<<<<
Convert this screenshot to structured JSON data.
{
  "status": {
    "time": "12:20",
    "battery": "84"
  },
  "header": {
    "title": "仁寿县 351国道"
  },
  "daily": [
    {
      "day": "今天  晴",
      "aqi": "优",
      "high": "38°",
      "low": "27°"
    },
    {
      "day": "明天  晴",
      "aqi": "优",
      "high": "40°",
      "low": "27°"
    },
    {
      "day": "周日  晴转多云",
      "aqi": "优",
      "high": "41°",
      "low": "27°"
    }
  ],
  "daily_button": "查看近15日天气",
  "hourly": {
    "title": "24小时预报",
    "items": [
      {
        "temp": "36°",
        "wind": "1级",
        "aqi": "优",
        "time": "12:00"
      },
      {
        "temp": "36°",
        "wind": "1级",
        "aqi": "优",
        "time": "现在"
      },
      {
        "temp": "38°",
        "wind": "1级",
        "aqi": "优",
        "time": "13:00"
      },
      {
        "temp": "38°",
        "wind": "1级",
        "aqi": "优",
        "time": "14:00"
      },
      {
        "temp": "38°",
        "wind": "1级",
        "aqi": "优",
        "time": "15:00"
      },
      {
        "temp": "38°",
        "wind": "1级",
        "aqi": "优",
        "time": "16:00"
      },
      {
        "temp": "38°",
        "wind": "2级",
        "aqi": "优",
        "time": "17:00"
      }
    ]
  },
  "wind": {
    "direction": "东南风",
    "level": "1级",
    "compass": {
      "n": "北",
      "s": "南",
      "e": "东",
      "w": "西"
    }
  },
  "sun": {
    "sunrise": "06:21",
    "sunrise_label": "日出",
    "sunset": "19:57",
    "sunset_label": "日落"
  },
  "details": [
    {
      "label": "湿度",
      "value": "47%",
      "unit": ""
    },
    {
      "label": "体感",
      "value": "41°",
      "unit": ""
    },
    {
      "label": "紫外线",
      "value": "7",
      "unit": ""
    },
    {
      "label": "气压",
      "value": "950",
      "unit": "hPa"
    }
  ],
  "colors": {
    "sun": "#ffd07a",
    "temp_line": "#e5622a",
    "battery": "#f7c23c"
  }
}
>>>>
> **DESCRIPTION OF THE TASK**:
Above are the records; retype them all without a single difference.

> **WRITTEN RESPONSE**:
Convert this screenshot to structured JSON data.
{
  "status": {
    "time": "12:20",
    "battery": "84"
  },
  "header": {
    "title": "仁寿县 351国道"
  },
  "daily": [
    {
      "day": "今天  晴",
      "aqi": "优",
      "high": "38°",
      "low": "27°"
    },
    {
      "day": "明天  晴",
      "aqi": "优",
      "high": "40°",
      "low": "27°"
    },
    {
      "day": "周日  晴转多云",
      "aqi": "优",
      "high": "41°",
      "low": "27°"
    }
  ],
  "daily_button": "查看近15日天气",
  "hourly": {
    "title": "24小时预报",
    "items": [
      {
        "temp": "36°",
        "wind": "1级",
        "aqi": "优",
        "time": "12:00"
      },
      {
        "temp": "36°",
        "wind": "1级",
        "aqi": "优",
        "time": "现在"
      },
      {
        "temp": "38°",
        "wind": "1级",
        "aqi": "优",
        "time": "13:00"
      },
      {
        "temp": "38°",
        "wind": "1级",
        "aqi": "优",
        "time": "14:00"
      },
      {
        "temp": "38°",
        "wind": "1级",
        "aqi": "优",
        "time": "15:00"
      },
      {
        "temp": "38°",
        "wind": "1级",
        "aqi": "优",
        "time": "16:00"
      },
      {
        "temp": "38°",
        "wind": "2级",
        "aqi": "优",
        "time": "17:00"
      }
    ]
  },
  "wind": {
    "direction": "东南风",
    "level": "1级",
    "compass": {
      "n": "北",
      "s": "南",
      "e": "东",
      "w": "西"
    }
  },
  "sun": {
    "sunrise": "06:21",
    "sunrise_label": "日出",
    "sunset": "19:57",
    "sunset_label": "日落"
  },
  "details": [
    {
      "label": "湿度",
      "value": "47%",
      "unit": ""
    },
    {
      "label": "体感",
      "value": "41°",
      "unit": ""
    },
    {
      "label": "紫外线",
      "value": "7",
      "unit": ""
    },
    {
      "label": "气压",
      "value": "950",
      "unit": "hPa"
    }
  ],
  "colors": {
    "sun": "#ffd07a",
    "temp_line": "#e5622a",
    "battery": "#f7c23c"
  }
}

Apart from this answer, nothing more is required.